• [THE EXERCISE] Return every line of the material exactly.

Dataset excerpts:
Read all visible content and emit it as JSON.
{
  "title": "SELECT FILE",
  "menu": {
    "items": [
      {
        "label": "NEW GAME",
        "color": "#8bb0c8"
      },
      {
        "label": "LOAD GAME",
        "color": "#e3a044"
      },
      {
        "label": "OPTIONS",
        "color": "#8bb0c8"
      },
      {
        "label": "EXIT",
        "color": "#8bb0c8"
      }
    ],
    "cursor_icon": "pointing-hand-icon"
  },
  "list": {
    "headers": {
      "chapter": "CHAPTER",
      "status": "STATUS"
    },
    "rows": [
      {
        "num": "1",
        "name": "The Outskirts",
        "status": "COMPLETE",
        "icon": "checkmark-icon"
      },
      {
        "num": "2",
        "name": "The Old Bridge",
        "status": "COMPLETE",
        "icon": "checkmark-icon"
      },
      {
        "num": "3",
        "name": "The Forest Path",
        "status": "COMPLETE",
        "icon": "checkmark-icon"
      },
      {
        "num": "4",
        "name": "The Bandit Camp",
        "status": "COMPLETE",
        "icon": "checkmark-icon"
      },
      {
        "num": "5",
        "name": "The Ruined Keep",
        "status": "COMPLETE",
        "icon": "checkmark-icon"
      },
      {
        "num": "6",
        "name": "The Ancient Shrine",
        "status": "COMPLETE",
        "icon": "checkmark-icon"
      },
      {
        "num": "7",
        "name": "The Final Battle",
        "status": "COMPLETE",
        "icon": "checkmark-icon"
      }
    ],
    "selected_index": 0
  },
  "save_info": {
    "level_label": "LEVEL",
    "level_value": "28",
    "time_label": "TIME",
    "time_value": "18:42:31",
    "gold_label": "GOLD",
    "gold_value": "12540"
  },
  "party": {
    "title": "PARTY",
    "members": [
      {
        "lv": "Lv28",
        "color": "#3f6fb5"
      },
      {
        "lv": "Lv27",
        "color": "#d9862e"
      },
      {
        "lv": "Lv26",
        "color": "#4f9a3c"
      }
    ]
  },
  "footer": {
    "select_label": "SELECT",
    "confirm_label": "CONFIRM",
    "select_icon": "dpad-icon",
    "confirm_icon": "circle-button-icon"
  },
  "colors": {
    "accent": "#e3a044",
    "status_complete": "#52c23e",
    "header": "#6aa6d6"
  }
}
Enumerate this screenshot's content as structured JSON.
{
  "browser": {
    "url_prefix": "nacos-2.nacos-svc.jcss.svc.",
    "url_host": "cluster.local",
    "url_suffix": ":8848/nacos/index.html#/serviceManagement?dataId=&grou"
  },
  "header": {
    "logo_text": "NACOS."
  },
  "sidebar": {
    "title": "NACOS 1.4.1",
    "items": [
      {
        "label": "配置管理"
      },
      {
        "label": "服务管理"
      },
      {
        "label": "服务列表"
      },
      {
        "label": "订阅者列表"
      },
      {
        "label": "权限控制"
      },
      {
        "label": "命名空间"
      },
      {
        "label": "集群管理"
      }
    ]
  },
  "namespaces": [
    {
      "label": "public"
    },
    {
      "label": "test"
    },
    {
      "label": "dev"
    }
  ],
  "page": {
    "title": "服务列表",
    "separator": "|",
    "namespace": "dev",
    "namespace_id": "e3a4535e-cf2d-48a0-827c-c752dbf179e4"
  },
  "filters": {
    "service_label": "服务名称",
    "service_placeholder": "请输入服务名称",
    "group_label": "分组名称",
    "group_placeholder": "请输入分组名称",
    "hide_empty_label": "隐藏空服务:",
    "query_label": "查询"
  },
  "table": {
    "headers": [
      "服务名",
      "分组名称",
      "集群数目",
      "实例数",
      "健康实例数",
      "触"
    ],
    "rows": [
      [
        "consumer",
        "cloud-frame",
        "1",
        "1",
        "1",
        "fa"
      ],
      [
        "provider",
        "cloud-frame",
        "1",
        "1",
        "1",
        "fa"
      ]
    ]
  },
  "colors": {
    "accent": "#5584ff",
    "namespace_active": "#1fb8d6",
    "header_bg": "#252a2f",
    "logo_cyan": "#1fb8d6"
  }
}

• [EXERCISE ANSWER]
Read all visible content and emit it as JSON.
{
  "title": "SELECT FILE",
  "menu": {
    "items": [
      {
        "label": "NEW GAME",
        "color": "#8bb0c8"
      },
      {
        "label": "LOAD GAME",
        "color": "#e3a044"
      },
      {
        "label": "OPTIONS",
        "color": "#8bb0c8"
      },
      {
        "label": "EXIT",
        "color": "#8bb0c8"
      }
    ],
    "cursor_icon": "pointing-hand-icon"
  },
  "list": {
    "headers": {
      "chapter": "CHAPTER",
      "status": "STATUS"
    },
    "rows": [
      {
        "num": "1",
        "name": "The Outskirts",
        "status": "COMPLETE",
        "icon": "checkmark-icon"
      },
      {
        "num": "2",
        "name": "The Old Bridge",
        "status": "COMPLETE",
        "icon": "checkmark-icon"
      },
      {
        "num": "3",
        "name": "The Forest Path",
        "status": "COMPLETE",
        "icon": "checkmark-icon"
      },
      {
        "num": "4",
        "name": "The Bandit Camp",
        "status": "COMPLETE",
        "icon": "checkmark-icon"
      },
      {
        "num": "5",
        "name": "The Ruined Keep",
        "status": "COMPLETE",
        "icon": "checkmark-icon"
      },
      {
        "num": "6",
        "name": "The Ancient Shrine",
        "status": "COMPLETE",
        "icon": "checkmark-icon"
      },
      {
        "num": "7",
        "name": "The Final Battle",
        "status": "COMPLETE",
        "icon": "checkmark-icon"
      }
    ],
    "selected_index": 0
  },
  "save_info": {
    "level_label": "LEVEL",
    "level_value": "28",
    "time_label": "TIME",
    "time_value": "18:42:31",
    "gold_label": "GOLD",
    "gold_value": "12540"
  },
  "party": {
    "title": "PARTY",
    "members": [
      {
        "lv": "Lv28",
        "color": "#3f6fb5"
      },
      {
        "lv": "Lv27",
        "color": "#d9862e"
      },
      {
        "lv": "Lv26",
        "color": "#4f9a3c"
      }
    ]
  },
  "footer": {
    "select_label": "SELECT",
    "confirm_label": "CONFIRM",
    "select_icon": "dpad-icon",
    "confirm_icon": "circle-button-icon"
  },
  "colors": {
    "accent": "#e3a044",
    "status_complete": "#52c23e",
    "header": "#6aa6d6"
  }
}
Enumerate this screenshot's content as structured JSON.
{
  "browser": {
    "url_prefix": "nacos-2.nacos-svc.jcss.svc.",
    "url_host": "cluster.local",
    "url_suffix": ":8848/nacos/index.html#/serviceManagement?dataId=&grou"
  },
  "header": {
    "logo_text": "NACOS."
  },
  "sidebar": {
    "title": "NACOS 1.4.1",
    "items": [
      {
        "label": "配置管理"
      },
      {
        "label": "服务管理"
      },
      {
        "label": "服务列表"
      },
      {
        "label": "订阅者列表"
      },
      {
        "label": "权限控制"
      },
      {
        "label": "命名空间"
      },
      {
        "label": "集群管理"
      }
    ]
  },
  "namespaces": [
    {
      "label": "public"
    },
    {
      "label": "test"
    },
    {
      "label": "dev"
    }
  ],
  "page": {
    "title": "服务列表",
    "separator": "|",
    "namespace": "dev",
    "namespace_id": "e3a4535e-cf2d-48a0-827c-c752dbf179e4"
  },
  "filters": {
    "service_label": "服务名称",
    "service_placeholder": "请输入服务名称",
    "group_label": "分组名称",
    "group_placeholder": "请输入分组名称",
    "hide_empty_label": "隐藏空服务:",
    "query_label": "查询"
  },
  "table": {
    "headers": [
      "服务名",
      "分组名称",
      "集群数目",
      "实例数",
      "健康实例数",
      "触"
    ],
    "rows": [
      [
        "consumer",
        "cloud-frame",
        "1",
        "1",
        "1",
        "fa"
      ],
      [
        "provider",
        "cloud-frame",
        "1",
        "1",
        "1",
        "fa"
      ]
    ]
  },
  "colors": {
    "accent": "#5584ff",
    "namespace_active": "#1fb8d6",
    "header_bg": "#252a2f",
    "logo_cyan": "#1fb8d6"
  }
}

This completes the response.